The exercise:
For the data below, work out how many lines contain the word "diferenciadora" and supply only that number.

Supplied records:

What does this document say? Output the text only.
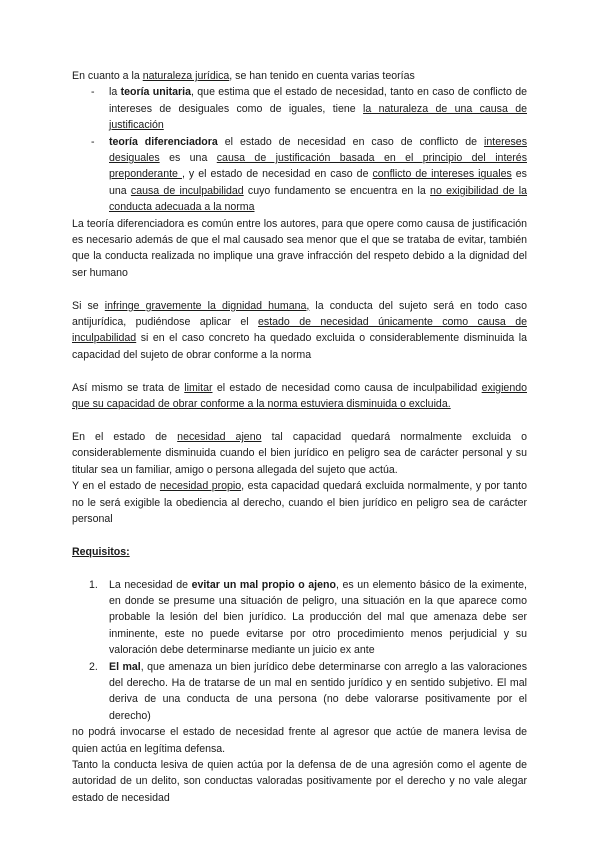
En cuanto a la naturaleza jurídica, se han tenido en cuenta varias teorías

- la teoría unitaria, que estima que el estado de necesidad, tanto en caso de conflicto de intereses de desiguales como de iguales, tiene la naturaleza de una causa de justificación
- teoría diferenciadora el estado de necesidad en caso de conflicto de intereses desiguales es una causa de justificación basada en el principio del interés preponderante , y el estado de necesidad en caso de conflicto de intereses iguales es una causa de inculpabilidad cuyo fundamento se encuentra en la no exigibilidad de la conducta adecuada a la norma

La teoría diferenciadora es común entre los autores, para que opere como causa de justificación es necesario además de que el mal causado sea menor que el que se trataba de evitar, también que la conducta realizada no implique una grave infracción del respeto debido a la dignidad del ser humano

Si se infringe gravemente la dignidad humana, la conducta del sujeto será en todo caso antijurídica, pudiéndose aplicar el estado de necesidad únicamente como causa de inculpabilidad si en el caso concreto ha quedado excluida o considerablemente disminuida la capacidad del sujeto de obrar conforme a la norma

Así mismo se trata de limitar el estado de necesidad como causa de inculpabilidad exigiendo que su capacidad de obrar conforme a la norma estuviera disminuida o excluida.

En el estado de necesidad ajeno tal capacidad quedará normalmente excluida o considerablemente disminuida cuando el bien jurídico en peligro sea de carácter personal y su titular sea un familiar, amigo o persona allegada del sujeto que actúa.

Y en el estado de necesidad propio, esta capacidad quedará excluida normalmente, y por tanto no le será exigible la obediencia al derecho, cuando el bien jurídico en peligro sea de carácter personal

Requisitos:

1. La necesidad de evitar un mal propio o ajeno, es un elemento básico de la eximente, en donde se presume una situación de peligro, una situación en la que aparece como probable la lesión del bien jurídico. La producción del mal que amenaza debe ser inminente, este no puede evitarse por otro procedimiento menos perjudicial y su valoración debe determinarse mediante un juicio ex ante
2. El mal, que amenaza un bien jurídico debe determinarse con arreglo a las valoraciones del derecho. Ha de tratarse de un mal en sentido jurídico y en sentido subjetivo. El mal deriva de una conducta de una persona (no debe valorarse positivamente por el derecho)

no podrá invocarse el estado de necesidad frente al agresor que actúe de manera levisa de quien actúa en legítima defensa.

Tanto la conducta lesiva de quien actúa por la defensa de de una agresión como el agente de autoridad de un delito, son conductas valoradas positivamente por el derecho y no vale alegar estado de necesidad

Result for this exercise:
2